Given exercise:
Find the line that contains "Transcribe the text in this document." in the entries below. Restate it and every line after it, word for word, with no pictures.

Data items
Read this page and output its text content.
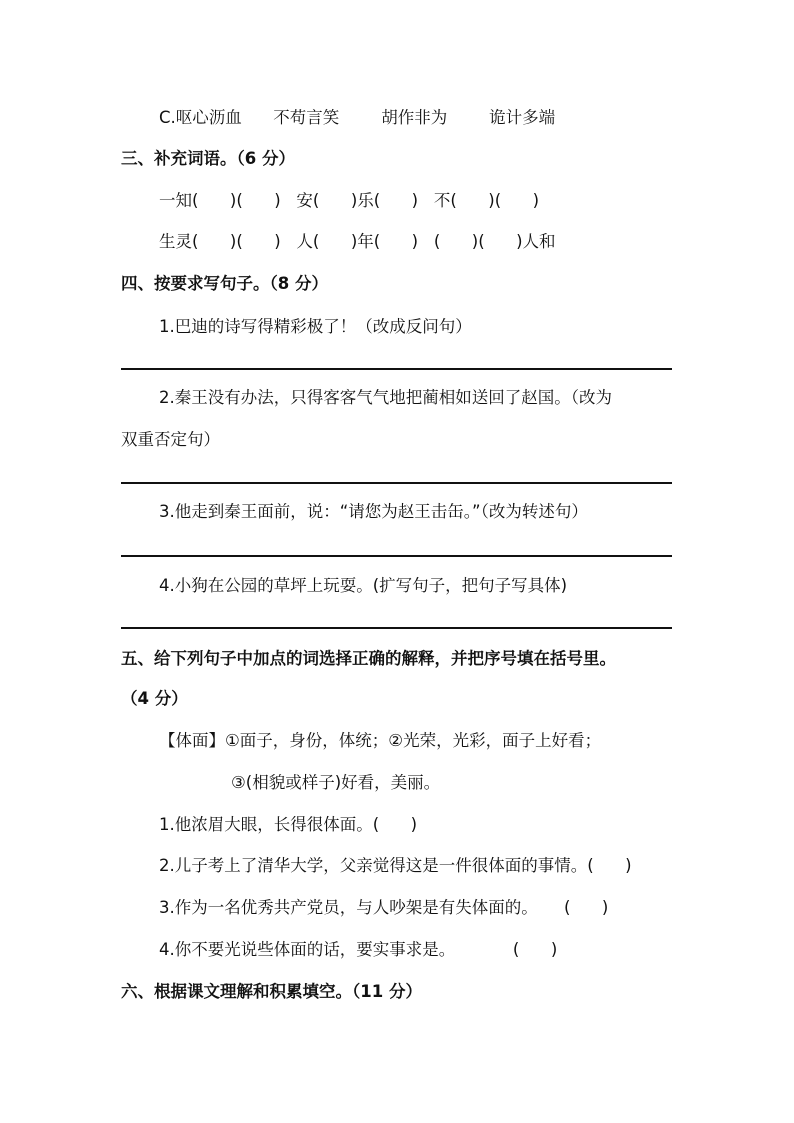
C.呕心沥血      不苟言笑        胡作非为        诡计多端
三、补充词语。（6 分）
一知(      )(      )   安(      )乐(      )   不(      )(      )
生灵(      )(      )   人(      )年(      )   (      )(      )人和
四、按要求写句子。（8 分）
1.巴迪的诗写得精彩极了！（改成反问句）
2.秦王没有办法，只得客客气气地把蔺相如送回了赵国。（改为
双重否定句）
3.他走到秦王面前，说：“请您为赵王击缶。”（改为转述句）
4.小狗在公园的草坪上玩耍。(扩写句子，把句子写具体)
五、给下列句子中加点的词选择正确的解释，并把序号填在括号里。
（4 分）
【体面】①面子，身份，体统；②光荣，光彩，面子上好看；
③(相貌或样子)好看，美丽。
1.他浓眉大眼，长得很体面。(      )
2.儿子考上了清华大学，父亲觉得这是一件很体面的事情。(      )
3.作为一名优秀共产党员，与人吵架是有失体面的。     (      )
4.你不要光说些体面的话，要实事求是。           (      )
六、根据课文理解和积累填空。（11 分）
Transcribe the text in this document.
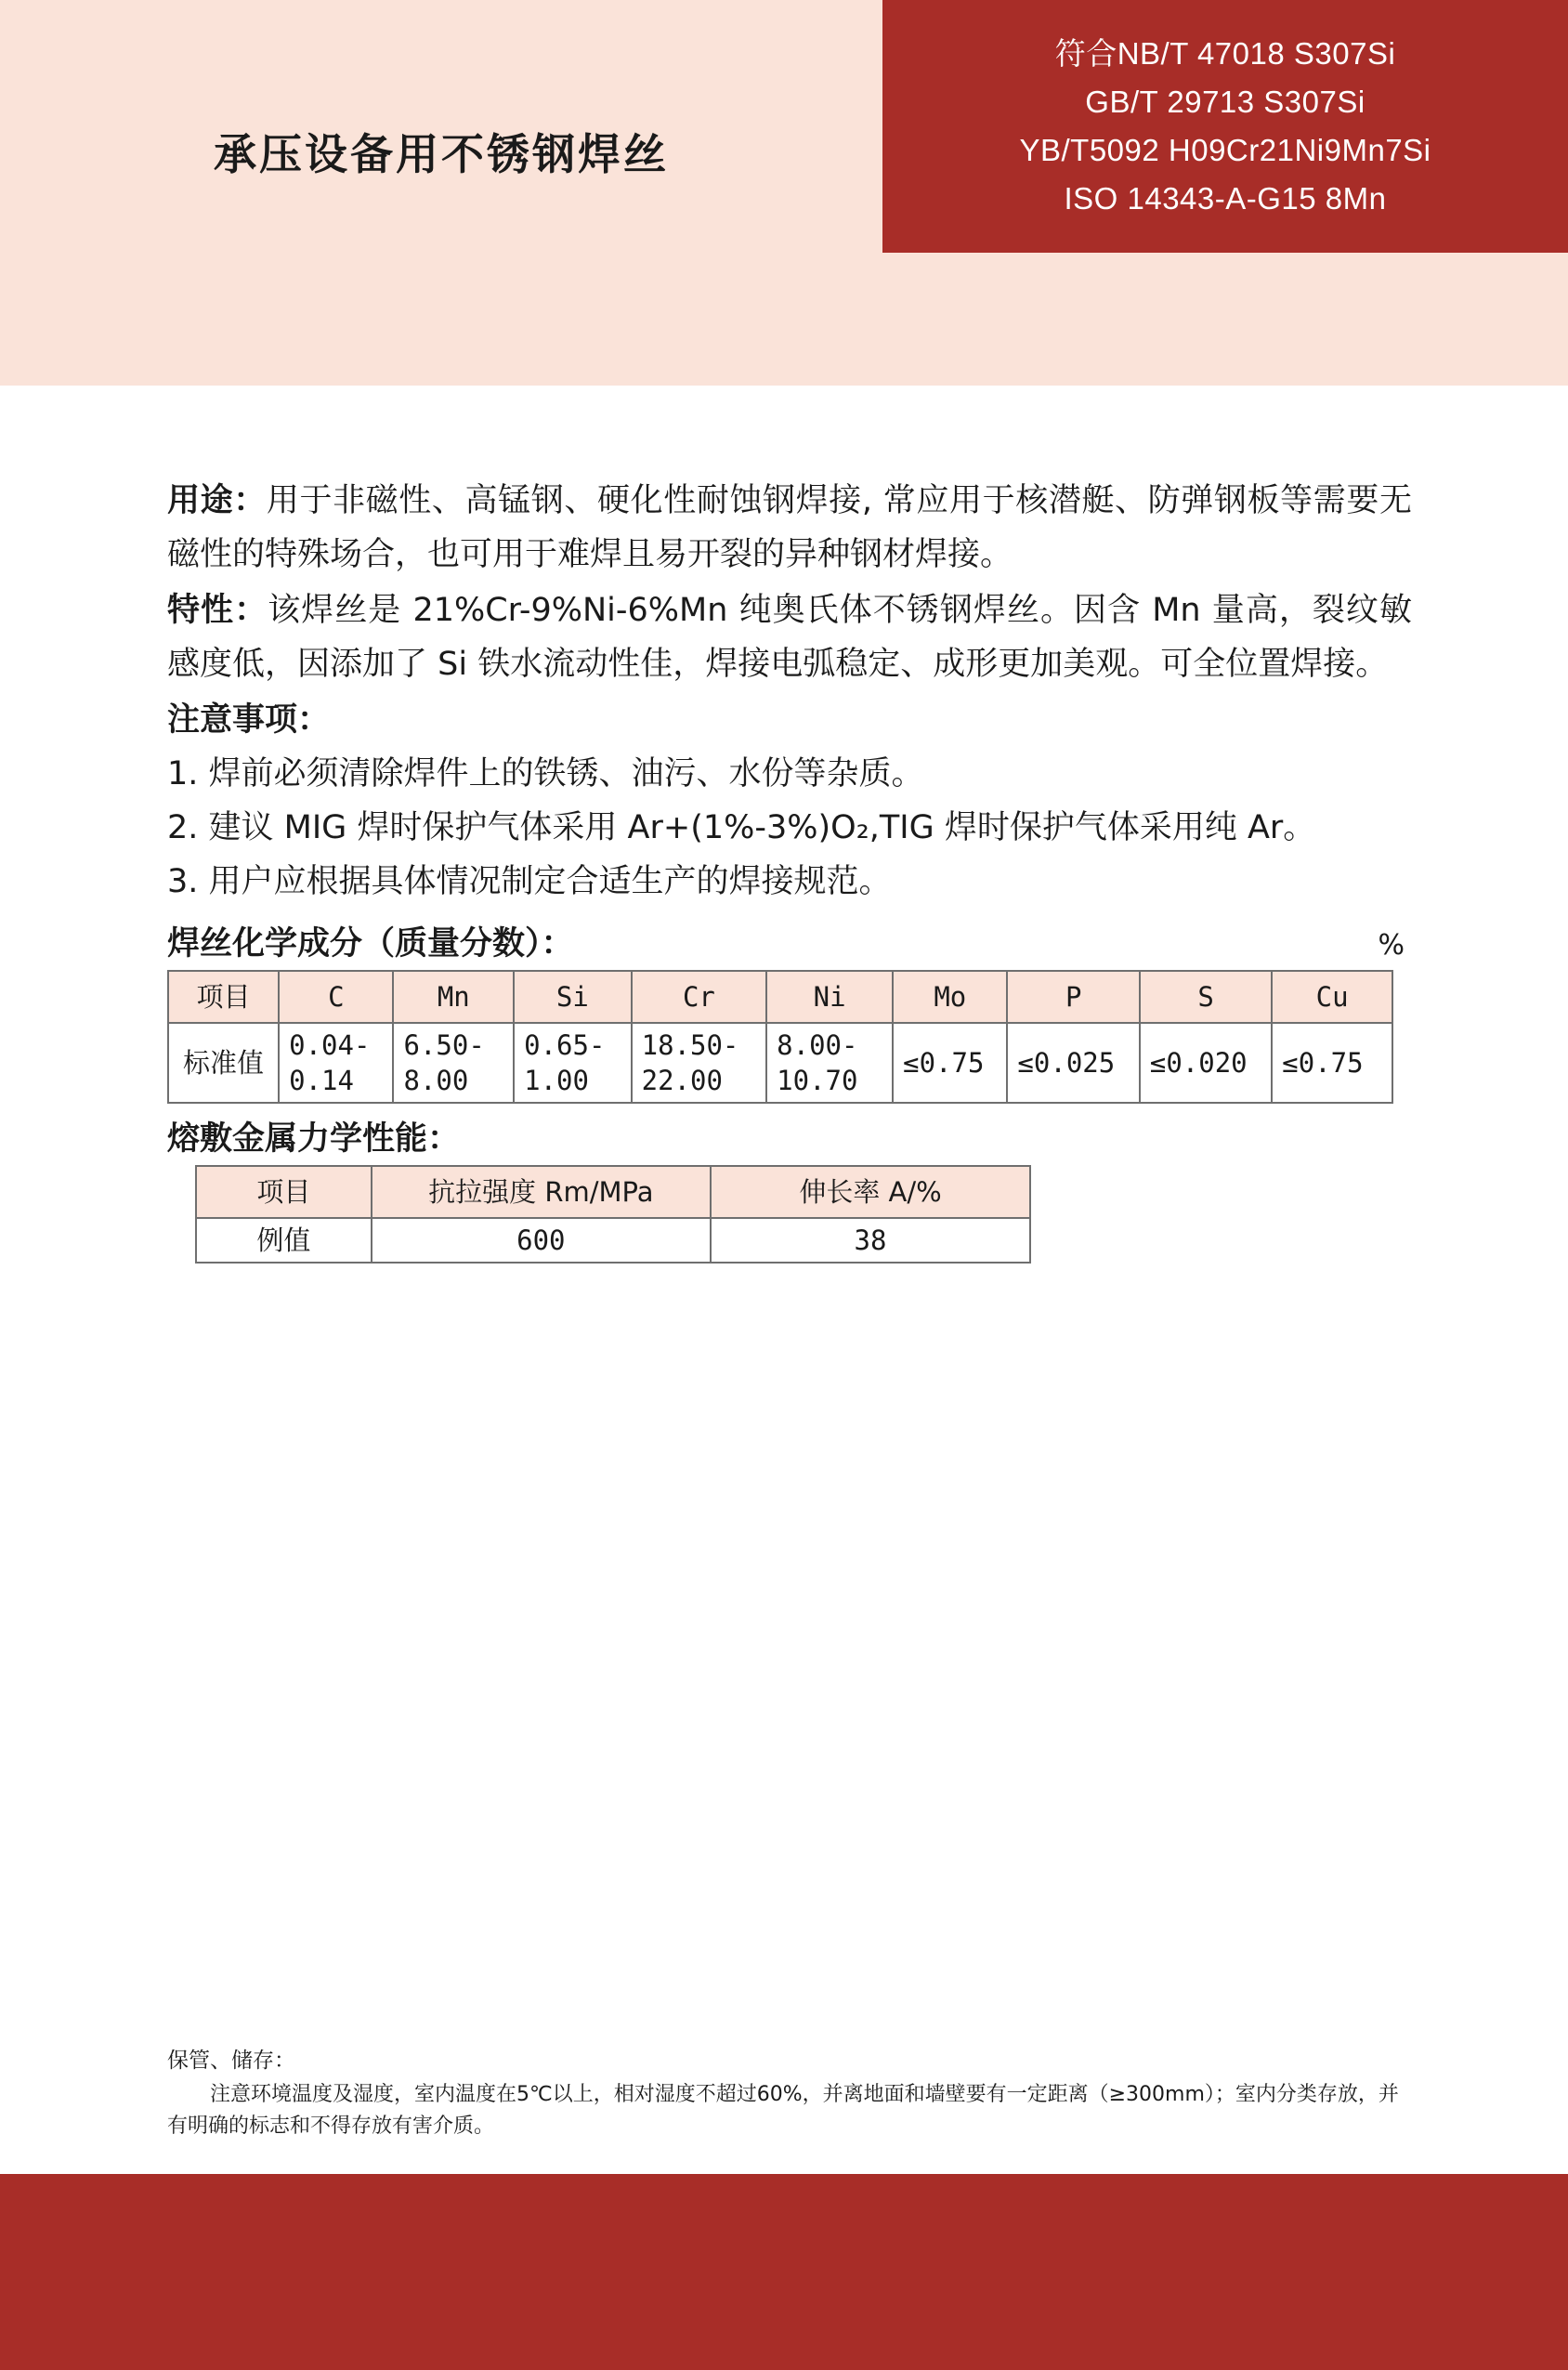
承压设备用不锈钢焊丝
符合NB/T 47018 S307Si
GB/T 29713 S307Si
YB/T5092 H09Cr21Ni9Mn7Si
ISO 14343-A-G15 8Mn
用途：用于非磁性、高锰钢、硬化性耐蚀钢焊接, 常应用于核潜艇、防弹钢板等需要无磁性的特殊场合，也可用于难焊且易开裂的异种钢材焊接。
特性：该焊丝是 21%Cr-9%Ni-6%Mn 纯奥氏体不锈钢焊丝。因含 Mn 量高，裂纹敏感度低，因添加了 Si 铁水流动性佳，焊接电弧稳定、成形更加美观。可全位置焊接。
注意事项：
1. 焊前必须清除焊件上的铁锈、油污、水份等杂质。
2. 建议 MIG 焊时保护气体采用 Ar+(1%-3%)O₂,TIG 焊时保护气体采用纯 Ar。
3. 用户应根据具体情况制定合适生产的焊接规范。
焊丝化学成分（质量分数）：	%
项目	C	Mn	Si	Cr	Ni	Mo	P	S	Cu
标准值	0.04-0.14	6.50-8.00	0.65-1.00	18.50-22.00	8.00-10.70	≤0.75	≤0.025	≤0.020	≤0.75
熔敷金属力学性能：
项目	抗拉强度 Rm/MPa	伸长率 A/%
例值	600	38
保管、储存：
注意环境温度及湿度，室内温度在5℃以上，相对湿度不超过60%，并离地面和墙壁要有一定距离（≥300mm）；室内分类存放，并有明确的标志和不得存放有害介质。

Answer to the exercise:
Transcribe the text in this document.
承压设备用不锈钢焊丝
符合NB/T 47018 S307Si
GB/T 29713 S307Si
YB/T5092 H09Cr21Ni9Mn7Si
ISO 14343-A-G15 8Mn
用途：用于非磁性、高锰钢、硬化性耐蚀钢焊接, 常应用于核潜艇、防弹钢板等需要无磁性的特殊场合，也可用于难焊且易开裂的异种钢材焊接。
特性：该焊丝是 21%Cr-9%Ni-6%Mn 纯奥氏体不锈钢焊丝。因含 Mn 量高，裂纹敏感度低，因添加了 Si 铁水流动性佳，焊接电弧稳定、成形更加美观。可全位置焊接。
注意事项：
1. 焊前必须清除焊件上的铁锈、油污、水份等杂质。
2. 建议 MIG 焊时保护气体采用 Ar+(1%-3%)O₂,TIG 焊时保护气体采用纯 Ar。
3. 用户应根据具体情况制定合适生产的焊接规范。
焊丝化学成分（质量分数）：	%
项目	C	Mn	Si	Cr	Ni	Mo	P	S	Cu
标准值	0.04-0.14	6.50-8.00	0.65-1.00	18.50-22.00	8.00-10.70	≤0.75	≤0.025	≤0.020	≤0.75
熔敷金属力学性能：
项目	抗拉强度 Rm/MPa	伸长率 A/%
例值	600	38
保管、储存：
注意环境温度及湿度，室内温度在5℃以上，相对湿度不超过60%，并离地面和墙壁要有一定距离（≥300mm）；室内分类存放，并有明确的标志和不得存放有害介质。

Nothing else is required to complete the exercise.